--- START ---
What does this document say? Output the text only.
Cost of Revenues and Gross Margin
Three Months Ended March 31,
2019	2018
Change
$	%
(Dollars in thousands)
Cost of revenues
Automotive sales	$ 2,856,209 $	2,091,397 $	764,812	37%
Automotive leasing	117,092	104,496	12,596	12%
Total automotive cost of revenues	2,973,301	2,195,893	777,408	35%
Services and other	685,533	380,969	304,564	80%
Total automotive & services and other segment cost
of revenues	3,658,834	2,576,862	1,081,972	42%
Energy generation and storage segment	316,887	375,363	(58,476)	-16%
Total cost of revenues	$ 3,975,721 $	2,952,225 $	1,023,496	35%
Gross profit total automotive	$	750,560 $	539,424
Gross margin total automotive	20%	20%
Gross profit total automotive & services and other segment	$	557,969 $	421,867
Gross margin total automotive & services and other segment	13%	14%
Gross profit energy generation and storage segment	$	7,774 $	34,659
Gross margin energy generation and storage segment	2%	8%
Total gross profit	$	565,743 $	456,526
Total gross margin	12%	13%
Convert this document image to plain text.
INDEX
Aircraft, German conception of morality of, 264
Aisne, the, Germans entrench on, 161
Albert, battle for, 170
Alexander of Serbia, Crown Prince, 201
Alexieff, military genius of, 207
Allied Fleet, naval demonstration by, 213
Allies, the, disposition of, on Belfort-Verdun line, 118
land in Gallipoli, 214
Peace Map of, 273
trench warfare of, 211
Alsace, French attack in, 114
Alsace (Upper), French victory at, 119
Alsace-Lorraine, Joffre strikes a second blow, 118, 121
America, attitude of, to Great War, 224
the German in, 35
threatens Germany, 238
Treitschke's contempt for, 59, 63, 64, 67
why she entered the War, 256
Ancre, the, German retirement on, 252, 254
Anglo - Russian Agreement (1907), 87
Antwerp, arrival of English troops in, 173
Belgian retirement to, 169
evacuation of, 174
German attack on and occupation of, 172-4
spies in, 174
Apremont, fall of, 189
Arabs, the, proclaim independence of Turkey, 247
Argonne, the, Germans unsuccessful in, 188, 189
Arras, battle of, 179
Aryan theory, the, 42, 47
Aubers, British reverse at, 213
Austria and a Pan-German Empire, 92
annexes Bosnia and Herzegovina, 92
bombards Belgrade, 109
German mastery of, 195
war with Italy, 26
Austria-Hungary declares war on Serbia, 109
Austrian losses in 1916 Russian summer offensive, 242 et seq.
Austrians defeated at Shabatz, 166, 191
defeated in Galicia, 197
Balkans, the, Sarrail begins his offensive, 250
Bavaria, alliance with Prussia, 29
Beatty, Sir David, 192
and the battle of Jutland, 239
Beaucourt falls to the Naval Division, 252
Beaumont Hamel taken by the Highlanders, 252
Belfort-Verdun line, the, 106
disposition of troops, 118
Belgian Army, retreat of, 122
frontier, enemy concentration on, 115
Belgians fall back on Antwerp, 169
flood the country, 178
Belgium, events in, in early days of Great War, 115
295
--- END ---
> **WHAT YOU SHOULD DO**
Filter out all lines lacking the word "Serbia" and copy the rest.

> **COMPLETE RESPONSE**
Alexander of Serbia, Crown Prince, 201
Austria-Hungary declares war on Serbia, 109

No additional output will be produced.